====== MATERIAL SHOWN ======

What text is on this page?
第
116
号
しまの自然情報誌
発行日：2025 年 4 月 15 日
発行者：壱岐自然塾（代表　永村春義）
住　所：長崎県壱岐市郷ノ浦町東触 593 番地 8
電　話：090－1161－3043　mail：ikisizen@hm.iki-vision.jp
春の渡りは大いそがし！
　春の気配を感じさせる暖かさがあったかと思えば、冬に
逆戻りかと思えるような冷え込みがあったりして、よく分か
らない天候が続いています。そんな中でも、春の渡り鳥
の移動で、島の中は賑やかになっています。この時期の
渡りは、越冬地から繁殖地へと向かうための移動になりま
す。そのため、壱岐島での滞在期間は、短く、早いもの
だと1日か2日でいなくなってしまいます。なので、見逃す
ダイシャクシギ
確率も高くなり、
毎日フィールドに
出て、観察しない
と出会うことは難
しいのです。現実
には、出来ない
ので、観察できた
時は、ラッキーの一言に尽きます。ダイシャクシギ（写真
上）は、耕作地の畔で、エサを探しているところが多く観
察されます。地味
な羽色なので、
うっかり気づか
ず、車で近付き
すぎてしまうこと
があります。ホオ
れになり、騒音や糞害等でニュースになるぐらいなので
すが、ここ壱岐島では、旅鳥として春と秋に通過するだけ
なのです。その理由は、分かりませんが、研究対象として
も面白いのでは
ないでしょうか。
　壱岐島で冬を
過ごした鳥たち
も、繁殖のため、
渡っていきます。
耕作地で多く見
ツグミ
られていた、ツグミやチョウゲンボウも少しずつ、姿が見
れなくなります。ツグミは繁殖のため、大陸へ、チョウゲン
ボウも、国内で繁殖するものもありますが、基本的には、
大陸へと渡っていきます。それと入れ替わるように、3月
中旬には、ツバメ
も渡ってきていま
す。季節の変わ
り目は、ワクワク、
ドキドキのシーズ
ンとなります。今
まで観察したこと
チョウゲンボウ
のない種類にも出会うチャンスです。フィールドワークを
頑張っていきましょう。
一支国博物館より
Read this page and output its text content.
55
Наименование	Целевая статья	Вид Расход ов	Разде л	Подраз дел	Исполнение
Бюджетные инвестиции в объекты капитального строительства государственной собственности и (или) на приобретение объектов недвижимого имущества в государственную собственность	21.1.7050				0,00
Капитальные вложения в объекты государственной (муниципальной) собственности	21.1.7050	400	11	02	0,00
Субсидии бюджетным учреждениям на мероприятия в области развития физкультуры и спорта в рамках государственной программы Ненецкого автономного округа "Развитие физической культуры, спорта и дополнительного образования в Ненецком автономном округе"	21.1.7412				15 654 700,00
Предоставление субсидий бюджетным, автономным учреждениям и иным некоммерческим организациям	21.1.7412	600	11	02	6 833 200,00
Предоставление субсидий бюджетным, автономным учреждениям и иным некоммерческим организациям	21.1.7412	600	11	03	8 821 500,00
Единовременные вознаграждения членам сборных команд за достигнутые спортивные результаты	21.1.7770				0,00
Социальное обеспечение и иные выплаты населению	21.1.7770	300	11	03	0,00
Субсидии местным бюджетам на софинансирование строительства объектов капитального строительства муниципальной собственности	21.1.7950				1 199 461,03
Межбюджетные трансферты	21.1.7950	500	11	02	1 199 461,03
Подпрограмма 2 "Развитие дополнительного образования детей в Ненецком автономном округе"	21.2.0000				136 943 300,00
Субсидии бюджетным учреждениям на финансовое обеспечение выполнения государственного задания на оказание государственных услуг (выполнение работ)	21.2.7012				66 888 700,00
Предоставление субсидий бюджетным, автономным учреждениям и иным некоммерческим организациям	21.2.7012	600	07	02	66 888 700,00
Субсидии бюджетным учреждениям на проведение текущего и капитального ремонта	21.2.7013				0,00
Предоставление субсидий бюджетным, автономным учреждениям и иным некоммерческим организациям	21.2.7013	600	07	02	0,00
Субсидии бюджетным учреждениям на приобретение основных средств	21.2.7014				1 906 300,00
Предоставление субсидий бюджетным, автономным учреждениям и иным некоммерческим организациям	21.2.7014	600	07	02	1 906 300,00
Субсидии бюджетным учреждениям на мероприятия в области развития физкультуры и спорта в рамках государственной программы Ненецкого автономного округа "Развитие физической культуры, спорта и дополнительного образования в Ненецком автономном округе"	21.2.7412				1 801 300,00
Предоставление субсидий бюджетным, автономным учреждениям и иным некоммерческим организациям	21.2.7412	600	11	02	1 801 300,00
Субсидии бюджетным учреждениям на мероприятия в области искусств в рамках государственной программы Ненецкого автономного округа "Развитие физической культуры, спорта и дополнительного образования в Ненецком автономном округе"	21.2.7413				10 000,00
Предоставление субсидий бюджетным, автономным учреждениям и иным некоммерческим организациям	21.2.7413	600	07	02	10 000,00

======

WHAT IS NEEDED: Transcribe each record exactly. Leave nothing out.

SOLUTION FOR THIS TASK:
What text is on this page?
第
116
号
しまの自然情報誌
発行日：2025 年 4 月 15 日
発行者：壱岐自然塾（代表　永村春義）
住　所：長崎県壱岐市郷ノ浦町東触 593 番地 8
電　話：090－1161－3043　mail：ikisizen@hm.iki-vision.jp
春の渡りは大いそがし！
　春の気配を感じさせる暖かさがあったかと思えば、冬に
逆戻りかと思えるような冷え込みがあったりして、よく分か
らない天候が続いています。そんな中でも、春の渡り鳥
の移動で、島の中は賑やかになっています。この時期の
渡りは、越冬地から繁殖地へと向かうための移動になりま
す。そのため、壱岐島での滞在期間は、短く、早いもの
だと1日か2日でいなくなってしまいます。なので、見逃す
ダイシャクシギ
確率も高くなり、
毎日フィールドに
出て、観察しない
と出会うことは難
しいのです。現実
には、出来ない
ので、観察できた
時は、ラッキーの一言に尽きます。ダイシャクシギ（写真
上）は、耕作地の畔で、エサを探しているところが多く観
察されます。地味
な羽色なので、
うっかり気づか
ず、車で近付き
すぎてしまうこと
があります。ホオ
れになり、騒音や糞害等でニュースになるぐらいなので
すが、ここ壱岐島では、旅鳥として春と秋に通過するだけ
なのです。その理由は、分かりませんが、研究対象として
も面白いのでは
ないでしょうか。
　壱岐島で冬を
過ごした鳥たち
も、繁殖のため、
渡っていきます。
耕作地で多く見
ツグミ
られていた、ツグミやチョウゲンボウも少しずつ、姿が見
れなくなります。ツグミは繁殖のため、大陸へ、チョウゲン
ボウも、国内で繁殖するものもありますが、基本的には、
大陸へと渡っていきます。それと入れ替わるように、3月
中旬には、ツバメ
も渡ってきていま
す。季節の変わ
り目は、ワクワク、
ドキドキのシーズ
ンとなります。今
まで観察したこと
チョウゲンボウ
のない種類にも出会うチャンスです。フィールドワークを
頑張っていきましょう。
一支国博物館より
Read this page and output its text content.
55
Наименование	Целевая статья	Вид Расход ов	Разде л	Подраз дел	Исполнение
Бюджетные инвестиции в объекты капитального строительства государственной собственности и (или) на приобретение объектов недвижимого имущества в государственную собственность	21.1.7050				0,00
Капитальные вложения в объекты государственной (муниципальной) собственности	21.1.7050	400	11	02	0,00
Субсидии бюджетным учреждениям на мероприятия в области развития физкультуры и спорта в рамках государственной программы Ненецкого автономного округа "Развитие физической культуры, спорта и дополнительного образования в Ненецком автономном округе"	21.1.7412				15 654 700,00
Предоставление субсидий бюджетным, автономным учреждениям и иным некоммерческим организациям	21.1.7412	600	11	02	6 833 200,00
Предоставление субсидий бюджетным, автономным учреждениям и иным некоммерческим организациям	21.1.7412	600	11	03	8 821 500,00
Единовременные вознаграждения членам сборных команд за достигнутые спортивные результаты	21.1.7770				0,00
Социальное обеспечение и иные выплаты населению	21.1.7770	300	11	03	0,00
Субсидии местным бюджетам на софинансирование строительства объектов капитального строительства муниципальной собственности	21.1.7950				1 199 461,03
Межбюджетные трансферты	21.1.7950	500	11	02	1 199 461,03
Подпрограмма 2 "Развитие дополнительного образования детей в Ненецком автономном округе"	21.2.0000				136 943 300,00
Субсидии бюджетным учреждениям на финансовое обеспечение выполнения государственного задания на оказание государственных услуг (выполнение работ)	21.2.7012				66 888 700,00
Предоставление субсидий бюджетным, автономным учреждениям и иным некоммерческим организациям	21.2.7012	600	07	02	66 888 700,00
Субсидии бюджетным учреждениям на проведение текущего и капитального ремонта	21.2.7013				0,00
Предоставление субсидий бюджетным, автономным учреждениям и иным некоммерческим организациям	21.2.7013	600	07	02	0,00
Субсидии бюджетным учреждениям на приобретение основных средств	21.2.7014				1 906 300,00
Предоставление субсидий бюджетным, автономным учреждениям и иным некоммерческим организациям	21.2.7014	600	07	02	1 906 300,00
Субсидии бюджетным учреждениям на мероприятия в области развития физкультуры и спорта в рамках государственной программы Ненецкого автономного округа "Развитие физической культуры, спорта и дополнительного образования в Ненецком автономном округе"	21.2.7412				1 801 300,00
Предоставление субсидий бюджетным, автономным учреждениям и иным некоммерческим организациям	21.2.7412	600	11	02	1 801 300,00
Субсидии бюджетным учреждениям на мероприятия в области искусств в рамках государственной программы Ненецкого автономного округа "Развитие физической культуры, спорта и дополнительного образования в Ненецком автономном округе"	21.2.7413				10 000,00
Предоставление субсидий бюджетным, автономным учреждениям и иным некоммерческим организациям	21.2.7413	600	07	02	10 000,00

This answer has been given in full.